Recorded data
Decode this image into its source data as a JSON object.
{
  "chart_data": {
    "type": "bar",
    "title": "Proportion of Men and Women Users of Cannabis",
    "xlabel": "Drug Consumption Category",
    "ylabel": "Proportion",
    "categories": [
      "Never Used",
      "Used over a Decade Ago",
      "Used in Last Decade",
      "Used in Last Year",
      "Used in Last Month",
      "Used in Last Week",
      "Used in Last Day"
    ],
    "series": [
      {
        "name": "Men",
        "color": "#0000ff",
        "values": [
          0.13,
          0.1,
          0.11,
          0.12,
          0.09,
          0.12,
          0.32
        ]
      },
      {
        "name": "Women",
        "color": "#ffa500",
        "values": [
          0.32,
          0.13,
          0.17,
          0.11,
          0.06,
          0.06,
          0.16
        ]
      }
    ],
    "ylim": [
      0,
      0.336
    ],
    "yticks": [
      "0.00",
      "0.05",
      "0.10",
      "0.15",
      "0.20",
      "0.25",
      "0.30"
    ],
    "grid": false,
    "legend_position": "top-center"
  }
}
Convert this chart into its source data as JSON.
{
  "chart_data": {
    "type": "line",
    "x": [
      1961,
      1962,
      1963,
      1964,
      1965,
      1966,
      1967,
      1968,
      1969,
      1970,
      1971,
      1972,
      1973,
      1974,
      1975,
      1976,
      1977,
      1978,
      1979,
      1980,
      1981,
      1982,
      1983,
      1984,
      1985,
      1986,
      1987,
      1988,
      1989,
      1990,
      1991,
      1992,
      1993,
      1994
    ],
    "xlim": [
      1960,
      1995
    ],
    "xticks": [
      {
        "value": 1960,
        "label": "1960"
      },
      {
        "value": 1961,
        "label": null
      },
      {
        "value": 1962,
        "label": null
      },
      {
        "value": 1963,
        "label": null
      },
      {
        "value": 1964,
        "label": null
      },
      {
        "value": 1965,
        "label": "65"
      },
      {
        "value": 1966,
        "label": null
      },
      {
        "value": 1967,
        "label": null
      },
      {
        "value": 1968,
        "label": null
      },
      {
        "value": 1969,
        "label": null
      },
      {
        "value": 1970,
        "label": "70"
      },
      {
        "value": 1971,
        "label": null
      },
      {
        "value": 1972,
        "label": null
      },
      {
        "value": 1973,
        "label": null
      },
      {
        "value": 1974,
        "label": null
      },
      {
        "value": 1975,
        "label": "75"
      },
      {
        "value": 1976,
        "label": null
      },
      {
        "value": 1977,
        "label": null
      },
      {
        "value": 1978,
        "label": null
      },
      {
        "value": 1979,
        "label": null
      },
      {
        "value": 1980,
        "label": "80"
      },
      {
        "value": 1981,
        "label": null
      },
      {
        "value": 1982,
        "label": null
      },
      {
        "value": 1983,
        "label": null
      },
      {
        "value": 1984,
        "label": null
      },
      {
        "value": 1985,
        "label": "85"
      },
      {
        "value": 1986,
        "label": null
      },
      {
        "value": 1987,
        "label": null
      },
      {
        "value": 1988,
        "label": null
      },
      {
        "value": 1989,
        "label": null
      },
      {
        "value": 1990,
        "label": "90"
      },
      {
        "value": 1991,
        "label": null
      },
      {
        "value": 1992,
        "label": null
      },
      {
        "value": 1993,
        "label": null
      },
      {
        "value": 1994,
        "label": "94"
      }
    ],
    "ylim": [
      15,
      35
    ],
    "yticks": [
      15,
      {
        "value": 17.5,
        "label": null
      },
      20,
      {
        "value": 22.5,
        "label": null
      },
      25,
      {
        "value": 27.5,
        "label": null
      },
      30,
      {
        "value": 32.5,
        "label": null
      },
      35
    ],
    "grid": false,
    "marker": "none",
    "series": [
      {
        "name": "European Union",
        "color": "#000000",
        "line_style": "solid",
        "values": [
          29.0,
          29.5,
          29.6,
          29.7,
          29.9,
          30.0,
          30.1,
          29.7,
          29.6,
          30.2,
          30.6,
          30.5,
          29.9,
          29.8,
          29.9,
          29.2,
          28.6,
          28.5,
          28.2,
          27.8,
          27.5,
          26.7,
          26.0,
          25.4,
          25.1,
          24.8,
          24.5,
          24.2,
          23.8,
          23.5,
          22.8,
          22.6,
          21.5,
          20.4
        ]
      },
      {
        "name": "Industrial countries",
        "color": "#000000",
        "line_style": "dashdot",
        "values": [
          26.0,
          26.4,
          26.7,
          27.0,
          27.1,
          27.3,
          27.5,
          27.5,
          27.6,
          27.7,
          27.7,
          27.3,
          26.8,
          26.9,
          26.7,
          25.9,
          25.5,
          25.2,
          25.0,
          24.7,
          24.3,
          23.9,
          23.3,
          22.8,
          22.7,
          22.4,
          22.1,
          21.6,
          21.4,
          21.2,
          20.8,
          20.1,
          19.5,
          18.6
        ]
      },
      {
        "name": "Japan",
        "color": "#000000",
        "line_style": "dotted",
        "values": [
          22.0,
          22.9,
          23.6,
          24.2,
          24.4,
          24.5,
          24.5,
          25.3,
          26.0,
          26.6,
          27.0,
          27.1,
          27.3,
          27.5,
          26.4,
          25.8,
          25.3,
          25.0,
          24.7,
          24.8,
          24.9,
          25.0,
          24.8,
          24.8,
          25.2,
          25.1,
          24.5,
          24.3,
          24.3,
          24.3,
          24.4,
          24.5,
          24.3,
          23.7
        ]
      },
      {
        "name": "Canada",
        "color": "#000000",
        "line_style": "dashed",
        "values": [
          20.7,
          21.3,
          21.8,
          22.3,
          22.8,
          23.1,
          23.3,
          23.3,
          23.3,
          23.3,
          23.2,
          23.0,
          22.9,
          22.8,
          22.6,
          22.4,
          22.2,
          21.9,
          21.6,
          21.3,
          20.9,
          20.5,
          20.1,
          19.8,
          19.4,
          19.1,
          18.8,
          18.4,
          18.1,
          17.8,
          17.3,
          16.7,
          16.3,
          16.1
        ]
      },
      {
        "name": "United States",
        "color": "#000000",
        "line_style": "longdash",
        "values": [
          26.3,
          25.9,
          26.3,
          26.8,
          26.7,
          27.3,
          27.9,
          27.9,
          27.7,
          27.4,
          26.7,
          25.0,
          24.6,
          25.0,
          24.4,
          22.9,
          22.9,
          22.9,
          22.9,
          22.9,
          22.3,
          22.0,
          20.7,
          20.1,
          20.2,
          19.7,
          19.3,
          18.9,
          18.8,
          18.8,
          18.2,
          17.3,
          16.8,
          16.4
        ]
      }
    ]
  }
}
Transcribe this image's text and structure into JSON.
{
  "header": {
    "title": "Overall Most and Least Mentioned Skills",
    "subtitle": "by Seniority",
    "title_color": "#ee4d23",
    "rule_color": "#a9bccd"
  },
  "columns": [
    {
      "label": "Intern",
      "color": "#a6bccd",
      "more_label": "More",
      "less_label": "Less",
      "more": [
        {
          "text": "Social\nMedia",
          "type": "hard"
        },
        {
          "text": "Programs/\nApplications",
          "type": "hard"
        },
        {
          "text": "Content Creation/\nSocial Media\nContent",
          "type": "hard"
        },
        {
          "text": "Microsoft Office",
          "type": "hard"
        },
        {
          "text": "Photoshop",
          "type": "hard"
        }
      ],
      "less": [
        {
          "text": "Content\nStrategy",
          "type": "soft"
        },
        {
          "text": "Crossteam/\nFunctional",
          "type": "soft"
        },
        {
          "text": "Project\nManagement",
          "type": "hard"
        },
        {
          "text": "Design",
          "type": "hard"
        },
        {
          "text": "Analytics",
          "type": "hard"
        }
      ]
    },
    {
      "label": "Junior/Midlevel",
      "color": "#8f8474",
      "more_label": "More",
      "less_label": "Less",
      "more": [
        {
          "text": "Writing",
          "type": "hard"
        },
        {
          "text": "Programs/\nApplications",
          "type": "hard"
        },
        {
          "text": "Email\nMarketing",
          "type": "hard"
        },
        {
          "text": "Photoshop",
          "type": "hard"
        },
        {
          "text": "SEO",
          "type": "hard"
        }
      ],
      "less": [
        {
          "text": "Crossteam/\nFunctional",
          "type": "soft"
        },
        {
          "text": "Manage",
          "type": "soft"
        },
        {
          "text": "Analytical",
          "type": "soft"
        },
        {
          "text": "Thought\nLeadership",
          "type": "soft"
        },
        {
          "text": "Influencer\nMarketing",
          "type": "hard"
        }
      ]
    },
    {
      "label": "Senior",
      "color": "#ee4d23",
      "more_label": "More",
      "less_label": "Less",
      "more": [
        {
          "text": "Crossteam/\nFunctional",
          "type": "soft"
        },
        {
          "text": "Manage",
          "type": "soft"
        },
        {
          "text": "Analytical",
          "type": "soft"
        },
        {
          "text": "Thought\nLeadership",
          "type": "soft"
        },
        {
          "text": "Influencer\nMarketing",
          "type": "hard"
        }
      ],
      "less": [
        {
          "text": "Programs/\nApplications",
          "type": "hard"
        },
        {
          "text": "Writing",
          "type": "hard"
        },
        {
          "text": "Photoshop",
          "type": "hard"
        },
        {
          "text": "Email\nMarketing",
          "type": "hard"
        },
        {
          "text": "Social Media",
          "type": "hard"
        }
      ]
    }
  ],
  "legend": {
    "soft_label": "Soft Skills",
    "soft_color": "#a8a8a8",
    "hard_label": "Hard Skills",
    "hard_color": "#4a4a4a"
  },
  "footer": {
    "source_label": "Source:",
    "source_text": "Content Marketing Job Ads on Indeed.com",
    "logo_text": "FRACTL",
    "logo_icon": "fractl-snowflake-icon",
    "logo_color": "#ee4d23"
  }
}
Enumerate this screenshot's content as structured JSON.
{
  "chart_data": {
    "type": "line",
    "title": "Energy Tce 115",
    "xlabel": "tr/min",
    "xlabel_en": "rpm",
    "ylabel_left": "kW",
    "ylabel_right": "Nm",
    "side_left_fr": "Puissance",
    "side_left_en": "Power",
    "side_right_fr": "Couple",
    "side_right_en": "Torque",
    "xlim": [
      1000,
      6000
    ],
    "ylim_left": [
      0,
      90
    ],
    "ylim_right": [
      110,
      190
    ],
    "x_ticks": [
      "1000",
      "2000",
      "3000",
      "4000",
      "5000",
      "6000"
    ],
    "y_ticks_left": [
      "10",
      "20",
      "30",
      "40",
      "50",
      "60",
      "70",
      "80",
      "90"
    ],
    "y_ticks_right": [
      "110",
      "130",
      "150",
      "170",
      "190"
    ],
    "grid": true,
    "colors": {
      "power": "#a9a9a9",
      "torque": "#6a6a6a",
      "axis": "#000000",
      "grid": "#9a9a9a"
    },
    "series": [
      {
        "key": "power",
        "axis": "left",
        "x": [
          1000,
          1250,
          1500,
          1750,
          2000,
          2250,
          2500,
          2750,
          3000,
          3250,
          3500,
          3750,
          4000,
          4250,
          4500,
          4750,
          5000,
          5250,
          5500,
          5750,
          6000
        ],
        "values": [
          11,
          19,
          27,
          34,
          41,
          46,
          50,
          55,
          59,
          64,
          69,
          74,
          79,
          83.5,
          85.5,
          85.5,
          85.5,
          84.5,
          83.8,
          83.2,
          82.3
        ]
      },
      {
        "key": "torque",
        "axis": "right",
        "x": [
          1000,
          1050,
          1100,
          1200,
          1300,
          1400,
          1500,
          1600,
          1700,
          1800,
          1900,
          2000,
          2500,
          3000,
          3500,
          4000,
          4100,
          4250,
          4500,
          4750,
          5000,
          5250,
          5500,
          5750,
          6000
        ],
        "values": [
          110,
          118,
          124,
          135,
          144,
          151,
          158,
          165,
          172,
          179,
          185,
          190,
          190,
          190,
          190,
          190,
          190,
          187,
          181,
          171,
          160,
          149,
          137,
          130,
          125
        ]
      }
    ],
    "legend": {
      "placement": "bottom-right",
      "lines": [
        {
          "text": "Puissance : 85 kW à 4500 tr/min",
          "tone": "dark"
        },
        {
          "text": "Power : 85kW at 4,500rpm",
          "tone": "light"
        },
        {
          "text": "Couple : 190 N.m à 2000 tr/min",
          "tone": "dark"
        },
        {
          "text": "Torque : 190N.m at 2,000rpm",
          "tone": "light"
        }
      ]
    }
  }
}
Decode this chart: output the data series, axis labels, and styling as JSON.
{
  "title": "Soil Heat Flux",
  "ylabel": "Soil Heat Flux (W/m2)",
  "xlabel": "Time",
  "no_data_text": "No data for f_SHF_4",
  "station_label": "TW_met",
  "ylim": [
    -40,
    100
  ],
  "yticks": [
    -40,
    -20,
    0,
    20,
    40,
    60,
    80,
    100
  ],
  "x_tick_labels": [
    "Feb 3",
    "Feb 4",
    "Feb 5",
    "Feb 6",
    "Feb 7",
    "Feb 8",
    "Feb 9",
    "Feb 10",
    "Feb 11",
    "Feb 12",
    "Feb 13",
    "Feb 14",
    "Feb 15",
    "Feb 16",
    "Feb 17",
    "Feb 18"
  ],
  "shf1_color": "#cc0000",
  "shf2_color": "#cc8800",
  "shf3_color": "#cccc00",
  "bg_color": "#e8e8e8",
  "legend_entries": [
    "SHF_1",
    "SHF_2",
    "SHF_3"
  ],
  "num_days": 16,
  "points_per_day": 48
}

→ **What this task involves**: Give back, unchanged, every line from the one with "Decode this chart: output" to the end of the entries above.

→ **Answer to this task**:
Decode this chart: output the data series, axis labels, and styling as JSON.
{
  "title": "Soil Heat Flux",
  "ylabel": "Soil Heat Flux (W/m2)",
  "xlabel": "Time",
  "no_data_text": "No data for f_SHF_4",
  "station_label": "TW_met",
  "ylim": [
    -40,
    100
  ],
  "yticks": [
    -40,
    -20,
    0,
    20,
    40,
    60,
    80,
    100
  ],
  "x_tick_labels": [
    "Feb 3",
    "Feb 4",
    "Feb 5",
    "Feb 6",
    "Feb 7",
    "Feb 8",
    "Feb 9",
    "Feb 10",
    "Feb 11",
    "Feb 12",
    "Feb 13",
    "Feb 14",
    "Feb 15",
    "Feb 16",
    "Feb 17",
    "Feb 18"
  ],
  "shf1_color": "#cc0000",
  "shf2_color": "#cc8800",
  "shf3_color": "#cccc00",
  "bg_color": "#e8e8e8",
  "legend_entries": [
    "SHF_1",
    "SHF_2",
    "SHF_3"
  ],
  "num_days": 16,
  "points_per_day": 48
}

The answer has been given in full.